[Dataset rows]
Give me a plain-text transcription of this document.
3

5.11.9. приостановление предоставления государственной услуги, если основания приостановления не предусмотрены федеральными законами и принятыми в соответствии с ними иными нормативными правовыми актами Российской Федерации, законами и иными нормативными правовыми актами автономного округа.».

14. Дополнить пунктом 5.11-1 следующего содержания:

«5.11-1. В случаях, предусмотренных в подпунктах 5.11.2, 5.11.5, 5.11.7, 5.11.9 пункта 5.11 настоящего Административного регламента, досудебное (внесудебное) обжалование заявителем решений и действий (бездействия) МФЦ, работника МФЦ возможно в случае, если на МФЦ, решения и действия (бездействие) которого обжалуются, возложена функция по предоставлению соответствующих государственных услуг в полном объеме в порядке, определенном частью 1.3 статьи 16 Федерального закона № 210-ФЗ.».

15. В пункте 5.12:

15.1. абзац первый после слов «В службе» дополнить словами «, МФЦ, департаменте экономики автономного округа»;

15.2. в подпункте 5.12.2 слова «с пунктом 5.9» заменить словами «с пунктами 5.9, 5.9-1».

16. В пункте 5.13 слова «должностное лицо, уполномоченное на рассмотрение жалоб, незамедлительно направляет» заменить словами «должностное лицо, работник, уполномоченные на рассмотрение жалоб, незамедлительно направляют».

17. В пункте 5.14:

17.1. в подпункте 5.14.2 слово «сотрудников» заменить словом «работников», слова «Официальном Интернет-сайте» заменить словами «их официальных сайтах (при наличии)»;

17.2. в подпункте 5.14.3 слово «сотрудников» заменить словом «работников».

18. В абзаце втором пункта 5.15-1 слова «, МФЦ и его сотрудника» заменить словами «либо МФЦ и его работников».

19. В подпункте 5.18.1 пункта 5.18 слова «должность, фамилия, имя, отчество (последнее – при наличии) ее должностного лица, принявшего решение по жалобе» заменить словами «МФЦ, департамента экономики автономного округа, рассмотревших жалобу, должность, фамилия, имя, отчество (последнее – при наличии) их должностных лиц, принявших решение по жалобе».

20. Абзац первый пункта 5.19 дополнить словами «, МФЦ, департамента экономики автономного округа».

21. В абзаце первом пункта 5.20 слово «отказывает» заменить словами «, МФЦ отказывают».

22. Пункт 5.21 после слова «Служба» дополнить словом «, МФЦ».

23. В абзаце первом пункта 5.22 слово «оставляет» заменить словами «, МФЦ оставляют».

◆ **Written exercise**:
Pull every line containing "заменить" from the material above.

◆ **Task output**:
15.2. в подпункте 5.12.2 слова «с пунктом 5.9» заменить словами «с пунктами 5.9, 5.9-1».
16. В пункте 5.13 слова «должностное лицо, уполномоченное на рассмотрение жалоб, незамедлительно направляет» заменить словами «должностное лицо, работник, уполномоченные на рассмотрение жалоб, незамедлительно направляют».
17.1. в подпункте 5.14.2 слово «сотрудников» заменить словом «работников», слова «Официальном Интернет-сайте» заменить словами «их официальных сайтах (при наличии)»;
17.2. в подпункте 5.14.3 слово «сотрудников» заменить словом «работников».
18. В абзаце втором пункта 5.15-1 слова «, МФЦ и его сотрудника» заменить словами «либо МФЦ и его работников».
19. В подпункте 5.18.1 пункта 5.18 слова «должность, фамилия, имя, отчество (последнее – при наличии) ее должностного лица, принявшего решение по жалобе» заменить словами «МФЦ, департамента экономики автономного округа, рассмотревших жалобу, должность, фамилия, имя, отчество (последнее – при наличии) их должностных лиц, принявших решение по жалобе».
21. В абзаце первом пункта 5.20 слово «отказывает» заменить словами «, МФЦ отказывают».
23. В абзаце первом пункта 5.22 слово «оставляет» заменить словами «, МФЦ оставляют».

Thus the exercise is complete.